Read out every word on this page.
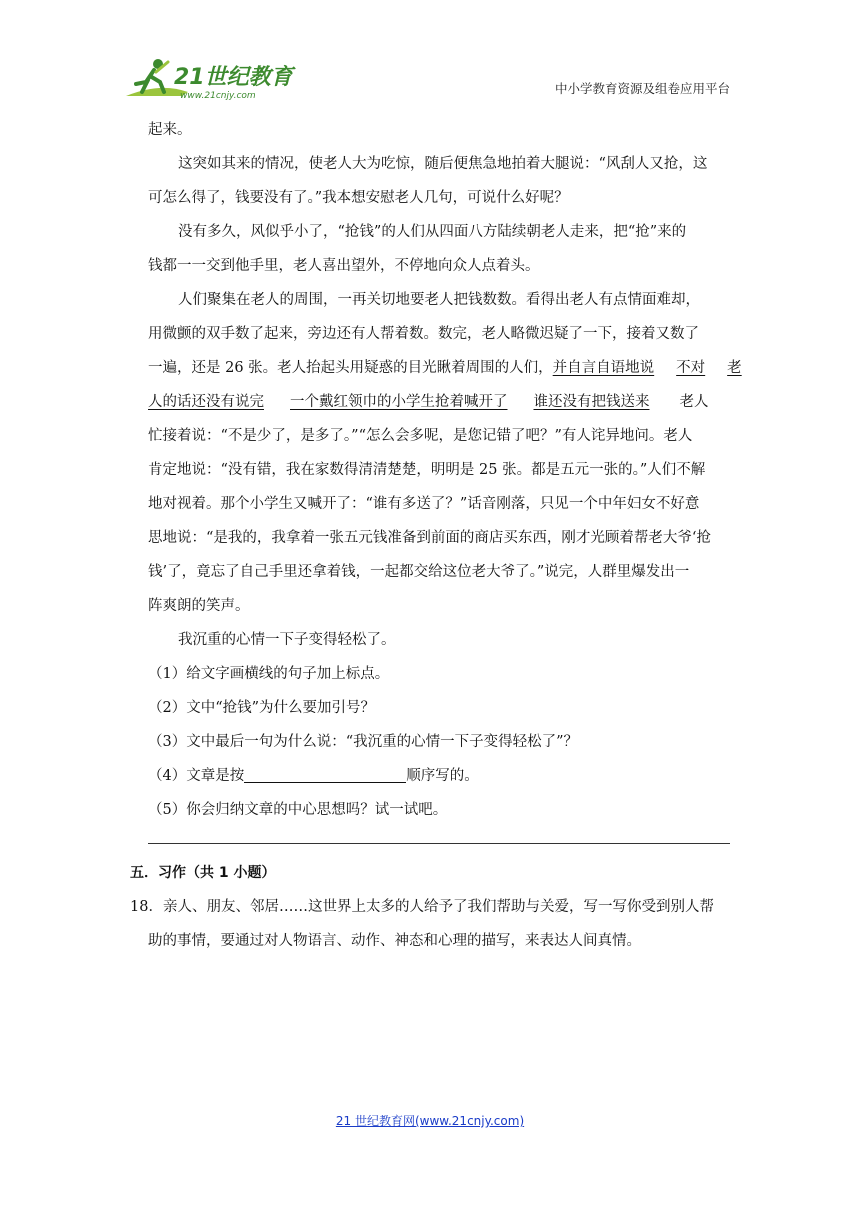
21世纪教育
www.21cnjy.com	中小学教育资源及组卷应用平台
起来。
这突如其来的情况，使老人大为吃惊，随后便焦急地拍着大腿说：“风刮人又抢，这
可怎么得了，钱要没有了。”我本想安慰老人几句，可说什么好呢？
没有多久，风似乎小了，“抢钱”的人们从四面八方陆续朝老人走来，把“抢”来的
钱都一一交到他手里，老人喜出望外，不停地向众人点着头。
人们聚集在老人的周围，一再关切地要老人把钱数数。看得出老人有点情面难却，
用微颤的双手数了起来，旁边还有人帮着数。数完，老人略微迟疑了一下，接着又数了
一遍，还是 26 张。老人抬起头用疑惑的目光瞅着周围的人们，并自言自语地说 不对 老
人的话还没有说完 一个戴红领巾的小学生抢着喊开了 谁还没有把钱送来 老人
忙接着说：“不是少了，是多了。”“怎么会多呢，是您记错了吧？”有人诧异地问。老人
肯定地说：“没有错，我在家数得清清楚楚，明明是 25 张。都是五元一张的。”人们不解
地对视着。那个小学生又喊开了：“谁有多送了？”话音刚落，只见一个中年妇女不好意
思地说：“是我的，我拿着一张五元钱准备到前面的商店买东西，刚才光顾着帮老大爷‘抢
钱’了，竟忘了自己手里还拿着钱，一起都交给这位老大爷了。”说完，人群里爆发出一
阵爽朗的笑声。
我沉重的心情一下子变得轻松了。
（1）给文字画横线的句子加上标点。
（2）文中“抢钱”为什么要加引号？
（3）文中最后一句为什么说：“我沉重的心情一下子变得轻松了”？
（4）文章是按	顺序写的。
（5）你会归纳文章的中心思想吗？试一试吧。
五．习作（共 1 小题）
18．亲人、朋友、邻居……这世界上太多的人给予了我们帮助与关爱，写一写你受到别人帮
助的事情，要通过对人物语言、动作、神态和心理的描写，来表达人间真情。
21 世纪教育网(www.21cnjy.com)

· · ·

Using the entries above, return each line that includes the word "我沉重的心情一下子变得轻松了".

我沉重的心情一下子变得轻松了。
（3）文中最后一句为什么说：“我沉重的心情一下子变得轻松了”？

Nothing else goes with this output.